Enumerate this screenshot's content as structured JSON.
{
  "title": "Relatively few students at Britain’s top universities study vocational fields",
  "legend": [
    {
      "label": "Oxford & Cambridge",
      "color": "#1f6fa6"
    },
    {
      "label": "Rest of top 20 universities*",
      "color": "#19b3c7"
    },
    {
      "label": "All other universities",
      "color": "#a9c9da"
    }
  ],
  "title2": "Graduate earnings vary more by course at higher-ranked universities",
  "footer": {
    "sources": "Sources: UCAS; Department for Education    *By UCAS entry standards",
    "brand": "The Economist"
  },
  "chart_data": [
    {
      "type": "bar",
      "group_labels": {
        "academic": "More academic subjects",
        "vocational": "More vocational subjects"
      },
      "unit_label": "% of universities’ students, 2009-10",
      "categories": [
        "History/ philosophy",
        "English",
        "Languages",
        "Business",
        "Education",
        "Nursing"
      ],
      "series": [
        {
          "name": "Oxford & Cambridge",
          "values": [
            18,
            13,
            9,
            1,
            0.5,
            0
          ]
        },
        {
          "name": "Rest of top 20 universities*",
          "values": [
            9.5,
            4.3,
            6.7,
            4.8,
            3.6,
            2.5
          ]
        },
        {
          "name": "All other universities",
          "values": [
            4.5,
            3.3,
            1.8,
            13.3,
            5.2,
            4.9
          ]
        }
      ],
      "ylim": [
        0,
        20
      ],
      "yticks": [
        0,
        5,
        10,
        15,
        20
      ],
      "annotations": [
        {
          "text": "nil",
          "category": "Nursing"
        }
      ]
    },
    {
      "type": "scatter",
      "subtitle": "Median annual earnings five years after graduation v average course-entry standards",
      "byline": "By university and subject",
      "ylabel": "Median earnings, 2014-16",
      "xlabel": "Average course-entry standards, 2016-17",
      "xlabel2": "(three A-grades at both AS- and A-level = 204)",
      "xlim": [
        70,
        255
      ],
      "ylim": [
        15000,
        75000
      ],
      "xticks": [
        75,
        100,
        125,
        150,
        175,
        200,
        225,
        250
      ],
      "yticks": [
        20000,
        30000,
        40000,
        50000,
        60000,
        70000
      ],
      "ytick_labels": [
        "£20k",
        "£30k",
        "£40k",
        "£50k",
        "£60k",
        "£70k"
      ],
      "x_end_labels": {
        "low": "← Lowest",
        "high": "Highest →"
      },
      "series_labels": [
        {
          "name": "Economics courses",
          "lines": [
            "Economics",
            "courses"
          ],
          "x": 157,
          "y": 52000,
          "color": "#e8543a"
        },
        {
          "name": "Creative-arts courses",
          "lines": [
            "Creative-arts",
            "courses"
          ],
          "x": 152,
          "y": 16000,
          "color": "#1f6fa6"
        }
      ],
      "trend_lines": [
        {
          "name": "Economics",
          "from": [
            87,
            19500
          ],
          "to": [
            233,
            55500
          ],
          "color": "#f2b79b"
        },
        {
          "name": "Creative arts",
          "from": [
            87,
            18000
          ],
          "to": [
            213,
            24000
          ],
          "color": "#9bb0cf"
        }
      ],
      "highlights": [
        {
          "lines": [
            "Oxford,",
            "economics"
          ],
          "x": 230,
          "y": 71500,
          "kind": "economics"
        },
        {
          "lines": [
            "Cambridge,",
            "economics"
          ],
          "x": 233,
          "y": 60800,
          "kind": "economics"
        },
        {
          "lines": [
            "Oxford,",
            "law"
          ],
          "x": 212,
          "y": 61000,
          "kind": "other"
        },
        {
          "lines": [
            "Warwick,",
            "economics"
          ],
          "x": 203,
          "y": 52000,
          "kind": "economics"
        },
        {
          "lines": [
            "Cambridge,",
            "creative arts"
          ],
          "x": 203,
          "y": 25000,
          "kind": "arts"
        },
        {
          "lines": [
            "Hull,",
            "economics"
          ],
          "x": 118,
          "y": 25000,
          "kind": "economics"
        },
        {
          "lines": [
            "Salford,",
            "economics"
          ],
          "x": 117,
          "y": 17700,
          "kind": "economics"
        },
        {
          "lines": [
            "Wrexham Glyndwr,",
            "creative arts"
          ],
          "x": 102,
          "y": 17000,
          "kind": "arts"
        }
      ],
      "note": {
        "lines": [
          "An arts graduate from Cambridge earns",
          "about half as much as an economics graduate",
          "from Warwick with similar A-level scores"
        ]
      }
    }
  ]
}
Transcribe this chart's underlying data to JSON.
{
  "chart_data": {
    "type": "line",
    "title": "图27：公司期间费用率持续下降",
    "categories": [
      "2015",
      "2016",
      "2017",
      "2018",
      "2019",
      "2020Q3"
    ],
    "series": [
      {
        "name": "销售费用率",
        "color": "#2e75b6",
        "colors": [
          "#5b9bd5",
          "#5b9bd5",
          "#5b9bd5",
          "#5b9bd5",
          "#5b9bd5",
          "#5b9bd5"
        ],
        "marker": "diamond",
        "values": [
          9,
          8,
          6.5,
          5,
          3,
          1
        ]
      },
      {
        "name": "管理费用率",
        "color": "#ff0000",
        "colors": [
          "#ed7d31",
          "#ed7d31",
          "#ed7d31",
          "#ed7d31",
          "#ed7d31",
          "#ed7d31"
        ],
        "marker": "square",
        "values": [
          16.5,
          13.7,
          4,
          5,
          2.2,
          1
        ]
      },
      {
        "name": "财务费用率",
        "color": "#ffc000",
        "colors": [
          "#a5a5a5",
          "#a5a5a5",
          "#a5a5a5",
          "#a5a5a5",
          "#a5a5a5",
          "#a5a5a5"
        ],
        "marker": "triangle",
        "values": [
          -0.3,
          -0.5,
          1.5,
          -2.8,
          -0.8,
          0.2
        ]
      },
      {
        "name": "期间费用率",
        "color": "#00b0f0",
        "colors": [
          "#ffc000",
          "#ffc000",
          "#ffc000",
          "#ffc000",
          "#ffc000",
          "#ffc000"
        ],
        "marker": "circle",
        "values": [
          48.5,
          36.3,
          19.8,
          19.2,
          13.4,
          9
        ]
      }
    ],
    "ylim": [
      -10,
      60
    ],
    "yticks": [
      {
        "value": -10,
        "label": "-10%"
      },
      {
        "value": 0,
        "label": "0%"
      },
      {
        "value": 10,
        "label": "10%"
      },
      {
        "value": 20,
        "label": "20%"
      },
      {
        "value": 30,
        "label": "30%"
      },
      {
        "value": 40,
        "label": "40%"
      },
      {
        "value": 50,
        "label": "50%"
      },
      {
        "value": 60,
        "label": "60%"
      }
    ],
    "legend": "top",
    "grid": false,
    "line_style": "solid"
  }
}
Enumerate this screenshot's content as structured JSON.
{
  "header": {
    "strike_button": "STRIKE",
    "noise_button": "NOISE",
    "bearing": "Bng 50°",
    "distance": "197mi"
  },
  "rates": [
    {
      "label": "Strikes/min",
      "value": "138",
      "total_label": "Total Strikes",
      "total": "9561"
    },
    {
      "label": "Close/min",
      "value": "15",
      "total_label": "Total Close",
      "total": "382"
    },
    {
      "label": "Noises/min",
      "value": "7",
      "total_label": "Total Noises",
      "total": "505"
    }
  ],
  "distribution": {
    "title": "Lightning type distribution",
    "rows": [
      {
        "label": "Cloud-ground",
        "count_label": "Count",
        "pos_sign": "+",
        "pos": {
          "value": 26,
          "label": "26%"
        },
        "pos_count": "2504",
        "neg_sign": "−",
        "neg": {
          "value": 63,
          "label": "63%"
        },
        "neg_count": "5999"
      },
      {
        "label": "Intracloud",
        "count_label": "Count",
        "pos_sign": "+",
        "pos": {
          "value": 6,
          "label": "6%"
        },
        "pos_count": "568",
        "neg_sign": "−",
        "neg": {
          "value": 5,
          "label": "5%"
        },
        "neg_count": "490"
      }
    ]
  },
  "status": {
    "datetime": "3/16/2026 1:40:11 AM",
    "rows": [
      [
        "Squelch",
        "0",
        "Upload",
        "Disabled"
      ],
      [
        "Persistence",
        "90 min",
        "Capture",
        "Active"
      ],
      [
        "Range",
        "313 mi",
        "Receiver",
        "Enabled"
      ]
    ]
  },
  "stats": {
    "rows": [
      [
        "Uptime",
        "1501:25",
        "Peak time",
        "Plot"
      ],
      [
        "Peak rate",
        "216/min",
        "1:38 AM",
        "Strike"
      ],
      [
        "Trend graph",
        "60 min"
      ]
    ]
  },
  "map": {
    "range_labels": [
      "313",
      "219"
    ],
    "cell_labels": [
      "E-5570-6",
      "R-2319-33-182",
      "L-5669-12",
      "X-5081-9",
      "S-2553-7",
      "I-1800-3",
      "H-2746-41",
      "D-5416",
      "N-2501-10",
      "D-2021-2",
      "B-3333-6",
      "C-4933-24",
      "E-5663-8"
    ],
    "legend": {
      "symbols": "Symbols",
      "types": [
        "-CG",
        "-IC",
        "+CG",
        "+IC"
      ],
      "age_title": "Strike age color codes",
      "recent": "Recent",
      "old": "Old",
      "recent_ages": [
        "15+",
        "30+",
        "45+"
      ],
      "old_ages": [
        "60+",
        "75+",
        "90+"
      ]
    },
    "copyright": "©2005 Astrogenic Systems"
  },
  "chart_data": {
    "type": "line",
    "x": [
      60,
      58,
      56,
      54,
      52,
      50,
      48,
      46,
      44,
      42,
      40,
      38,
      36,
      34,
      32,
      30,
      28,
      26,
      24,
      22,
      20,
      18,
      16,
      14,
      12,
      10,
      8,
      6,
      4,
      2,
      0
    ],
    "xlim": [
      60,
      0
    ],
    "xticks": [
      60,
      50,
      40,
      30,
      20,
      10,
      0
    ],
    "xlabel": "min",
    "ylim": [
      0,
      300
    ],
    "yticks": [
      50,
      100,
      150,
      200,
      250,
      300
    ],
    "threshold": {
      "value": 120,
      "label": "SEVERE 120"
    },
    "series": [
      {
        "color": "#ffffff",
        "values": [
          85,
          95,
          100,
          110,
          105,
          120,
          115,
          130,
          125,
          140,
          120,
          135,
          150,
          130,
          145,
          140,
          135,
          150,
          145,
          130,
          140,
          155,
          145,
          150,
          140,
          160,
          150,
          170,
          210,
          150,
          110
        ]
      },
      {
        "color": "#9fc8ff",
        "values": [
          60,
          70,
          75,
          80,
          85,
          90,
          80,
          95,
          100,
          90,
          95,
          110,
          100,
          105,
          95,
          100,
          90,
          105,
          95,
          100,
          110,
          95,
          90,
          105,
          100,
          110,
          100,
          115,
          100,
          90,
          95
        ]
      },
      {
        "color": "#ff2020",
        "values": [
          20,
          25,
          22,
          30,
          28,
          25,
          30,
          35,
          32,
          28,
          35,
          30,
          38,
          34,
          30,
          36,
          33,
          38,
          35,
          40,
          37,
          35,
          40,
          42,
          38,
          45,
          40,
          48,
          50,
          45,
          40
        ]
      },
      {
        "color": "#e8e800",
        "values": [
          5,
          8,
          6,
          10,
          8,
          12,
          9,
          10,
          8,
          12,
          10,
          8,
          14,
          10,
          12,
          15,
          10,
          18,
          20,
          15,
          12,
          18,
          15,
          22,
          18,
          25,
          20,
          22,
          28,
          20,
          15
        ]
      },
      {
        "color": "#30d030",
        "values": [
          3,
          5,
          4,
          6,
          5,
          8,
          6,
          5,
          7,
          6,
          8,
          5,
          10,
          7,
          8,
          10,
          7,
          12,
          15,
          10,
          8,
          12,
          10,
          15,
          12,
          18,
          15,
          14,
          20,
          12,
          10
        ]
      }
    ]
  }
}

• [WHAT YOU SHOULD DO]:
Scan the records above, count the lines with "vocational" in them, and give only the number.

• [RESULT BELOW]:
2